>> START INFORMATION SUPPLIED

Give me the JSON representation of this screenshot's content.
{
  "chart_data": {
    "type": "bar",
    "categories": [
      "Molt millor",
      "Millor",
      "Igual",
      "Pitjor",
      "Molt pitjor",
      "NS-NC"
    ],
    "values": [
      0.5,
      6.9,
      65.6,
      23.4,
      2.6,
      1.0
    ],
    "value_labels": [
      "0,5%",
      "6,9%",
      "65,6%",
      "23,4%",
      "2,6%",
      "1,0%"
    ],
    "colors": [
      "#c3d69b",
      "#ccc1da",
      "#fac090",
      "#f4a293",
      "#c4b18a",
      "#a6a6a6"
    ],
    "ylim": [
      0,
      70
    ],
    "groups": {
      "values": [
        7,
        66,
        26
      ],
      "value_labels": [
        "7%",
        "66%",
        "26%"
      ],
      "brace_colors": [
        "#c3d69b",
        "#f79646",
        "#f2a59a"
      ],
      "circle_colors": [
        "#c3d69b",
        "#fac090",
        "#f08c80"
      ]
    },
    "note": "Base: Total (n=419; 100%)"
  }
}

>> END INFORMATION SUPPLIED

TASK OBJECTIVE: Set down all of the data above, word for word.

SOLUTION BELOW:
Give me the JSON representation of this screenshot's content.
{
  "chart_data": {
    "type": "bar",
    "categories": [
      "Molt millor",
      "Millor",
      "Igual",
      "Pitjor",
      "Molt pitjor",
      "NS-NC"
    ],
    "values": [
      0.5,
      6.9,
      65.6,
      23.4,
      2.6,
      1.0
    ],
    "value_labels": [
      "0,5%",
      "6,9%",
      "65,6%",
      "23,4%",
      "2,6%",
      "1,0%"
    ],
    "colors": [
      "#c3d69b",
      "#ccc1da",
      "#fac090",
      "#f4a293",
      "#c4b18a",
      "#a6a6a6"
    ],
    "ylim": [
      0,
      70
    ],
    "groups": {
      "values": [
        7,
        66,
        26
      ],
      "value_labels": [
        "7%",
        "66%",
        "26%"
      ],
      "brace_colors": [
        "#c3d69b",
        "#f79646",
        "#f2a59a"
      ],
      "circle_colors": [
        "#c3d69b",
        "#fac090",
        "#f08c80"
      ]
    },
    "note": "Base: Total (n=419; 100%)"
  }
}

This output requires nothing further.